What the exercise asks ::
Copy the data exactly as it appears, and do not include any pictures.

------ The data

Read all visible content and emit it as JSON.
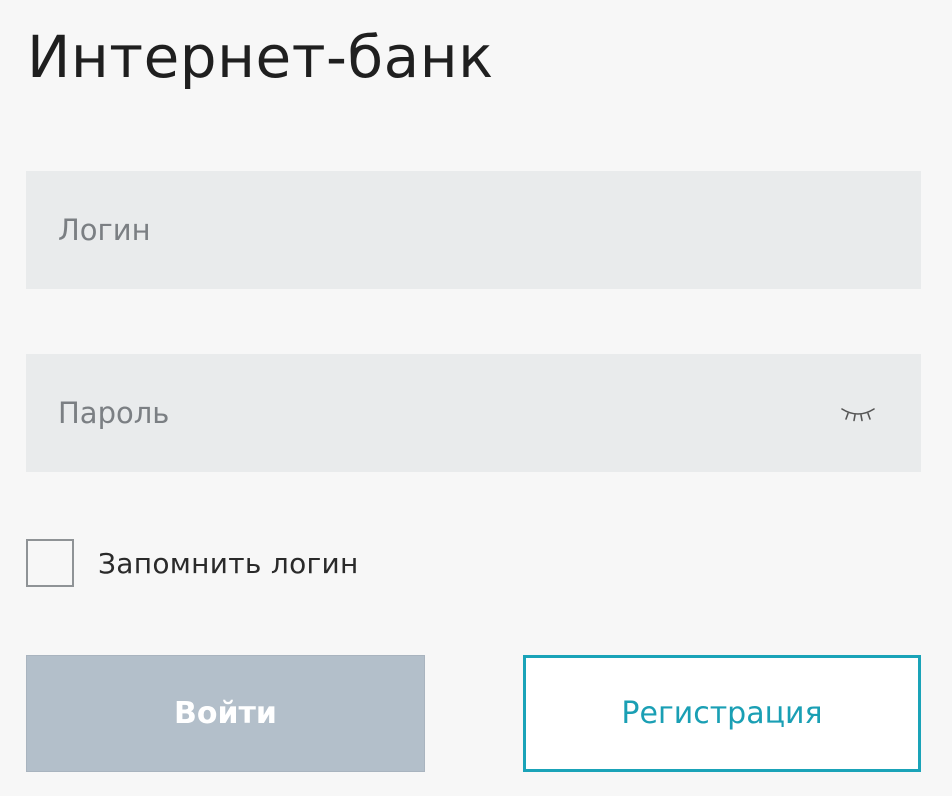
{
  "header": {
    "title": "Интернет-банк"
  },
  "form": {
    "login_placeholder": "Логин",
    "login_value": "",
    "password_placeholder": "Пароль",
    "password_value": "",
    "password_toggle_icon": "eye-closed-icon",
    "remember_label": "Запомнить логин",
    "remember_checked": false
  },
  "buttons": {
    "login_label": "Войти",
    "register_label": "Регистрация"
  },
  "colors": {
    "background": "#f7f7f7",
    "field_background": "#e9ebec",
    "login_button_disabled": "#b3bfca",
    "accent": "#1aa3b8"
  }
}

------------

Full output ::
Read all visible content and emit it as JSON.
{
  "header": {
    "title": "Интернет-банк"
  },
  "form": {
    "login_placeholder": "Логин",
    "login_value": "",
    "password_placeholder": "Пароль",
    "password_value": "",
    "password_toggle_icon": "eye-closed-icon",
    "remember_label": "Запомнить логин",
    "remember_checked": false
  },
  "buttons": {
    "login_label": "Войти",
    "register_label": "Регистрация"
  },
  "colors": {
    "background": "#f7f7f7",
    "field_background": "#e9ebec",
    "login_button_disabled": "#b3bfca",
    "accent": "#1aa3b8"
  }
}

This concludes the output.